_Records for this task_.
···
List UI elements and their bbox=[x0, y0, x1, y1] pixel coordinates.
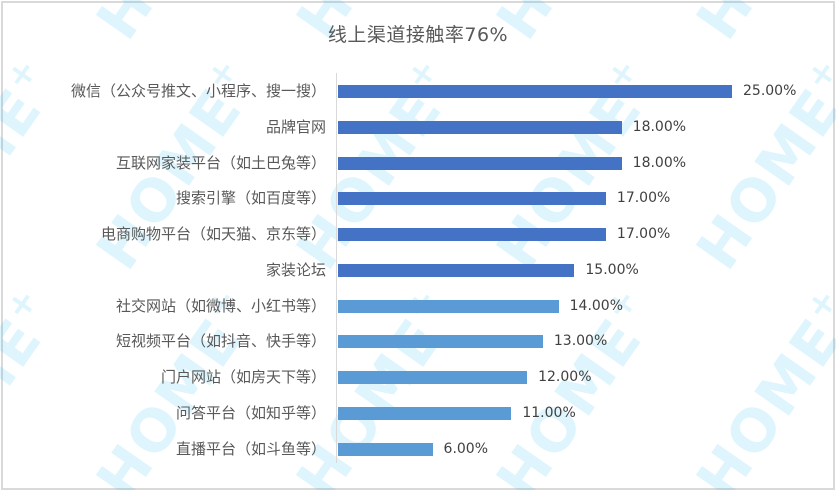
bar-row: 直播平台（如斗鱼等） 6.00% bbox=[0, 431, 836, 467]
bar-row: 互联网家装平台（如土巴兔等） 18.00% bbox=[0, 145, 836, 181]
category-label: 问答平台（如知乎等） bbox=[175, 403, 326, 422]
data-value-label: 11.00% bbox=[522, 404, 576, 421]
data-value-label: 25.00% bbox=[743, 83, 797, 99]
category-label: 家装论坛 bbox=[265, 260, 326, 279]
bar bbox=[338, 371, 528, 384]
data-value-label: 17.00% bbox=[616, 190, 671, 207]
bar-row: 问答平台（如知乎等） 11.00% bbox=[0, 395, 836, 431]
bar-row: 社交网站（如微博、小红书等） 14.00% bbox=[0, 288, 836, 324]
data-value-label: 14.00% bbox=[569, 297, 624, 314]
category-label: 互联网家装平台（如土巴兔等） bbox=[115, 153, 326, 172]
category-label: 短视频平台（如抖音、快手等） bbox=[115, 332, 326, 351]
category-axis-line bbox=[336, 73, 337, 463]
category-label: 品牌官网 bbox=[265, 117, 326, 136]
data-value-label: 6.00% bbox=[443, 440, 489, 457]
category-label: 微信（公众号推文、小程序、搜一搜） bbox=[70, 82, 326, 100]
bar bbox=[338, 442, 433, 456]
bar bbox=[338, 85, 732, 98]
data-value-label: 13.00% bbox=[553, 333, 608, 350]
data-value-label: 12.00% bbox=[538, 369, 592, 385]
category-label: 直播平台（如斗鱼等） bbox=[175, 439, 326, 458]
bar-row: 门户网站（如房天下等） 12.00% bbox=[0, 359, 836, 395]
data-value-label: 17.00% bbox=[616, 226, 671, 242]
bar bbox=[338, 263, 575, 277]
category-label: 门户网站（如房天下等） bbox=[160, 368, 326, 386]
category-label: 社交网站（如微博、小红书等） bbox=[115, 296, 326, 315]
category-label: 电商购物平台（如天猫、京东等） bbox=[100, 225, 326, 243]
bar bbox=[338, 335, 543, 349]
bar bbox=[338, 156, 622, 170]
bar-row: 品牌官网 18.00% bbox=[0, 109, 836, 145]
bar bbox=[338, 299, 559, 313]
category-label: 搜索引擎（如百度等） bbox=[175, 189, 326, 208]
bar-row: 短视频平台（如抖音、快手等） 13.00% bbox=[0, 323, 836, 359]
bar bbox=[338, 228, 606, 241]
bar-row: 电商购物平台（如天猫、京东等） 17.00% bbox=[0, 216, 836, 252]
bar bbox=[338, 406, 512, 420]
bar-row: 搜索引擎（如百度等） 17.00% bbox=[0, 180, 836, 216]
bar bbox=[338, 120, 622, 134]
bar-row: 家装论坛 15.00% bbox=[0, 252, 836, 288]
bar bbox=[338, 192, 606, 206]
data-value-label: 15.00% bbox=[585, 261, 639, 278]
chart-title: 线上渠道接触率76% bbox=[327, 24, 509, 46]
data-value-label: 18.00% bbox=[632, 154, 687, 171]
bar-row: 微信（公众号推文、小程序、搜一搜） 25.00% bbox=[0, 73, 836, 109]
data-value-label: 18.00% bbox=[632, 118, 687, 135]
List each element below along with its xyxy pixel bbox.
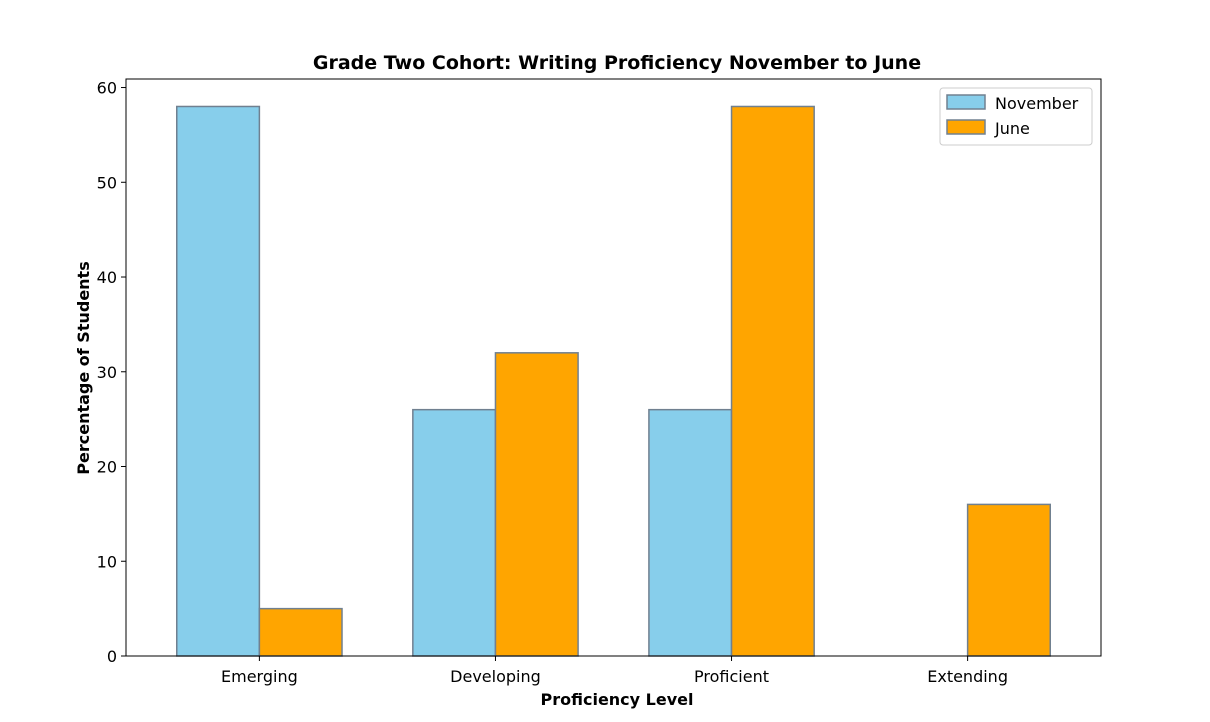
···
_What to work on_. Can you render the lines of the items as a Markdown table with the columns Row and Line, starting with the line that contains "bar-row: 直播平台（如斗鱼等） 6.00%" and going on through the line that contains "category-label: 互联网家装平台（如土巴兔等） bbox=[115, 153, 326, 172]"? Number each row and skip any blank lines.

_Written answer_.
| Row | Line |
|---|---|
| 1 | bar-row: 直播平台（如斗鱼等） 6.00% bbox=[0, 431, 836, 467] |
| 2 | bar-row: 互联网家装平台（如土巴兔等） 18.00% bbox=[0, 145, 836, 181] |
| 3 | category-label: 问答平台（如知乎等） bbox=[175, 403, 326, 422] |
| 4 | data-value-label: 11.00% bbox=[522, 404, 576, 421] |
| 5 | data-value-label: 25.00% bbox=[743, 83, 797, 99] |
| 6 | category-label: 家装论坛 bbox=[265, 260, 326, 279] |
| 7 | bar bbox=[338, 371, 528, 384] |
| 8 | data-value-label: 17.00% bbox=[616, 190, 671, 207] |
| 9 | bar-row: 问答平台（如知乎等） 11.00% bbox=[0, 395, 836, 431] |
| 10 | bar-row: 社交网站（如微博、小红书等） 14.00% bbox=[0, 288, 836, 324] |
| 11 | data-value-label: 14.00% bbox=[569, 297, 624, 314] |
| 12 | category-label: 互联网家装平台（如土巴兔等） bbox=[115, 153, 326, 172] |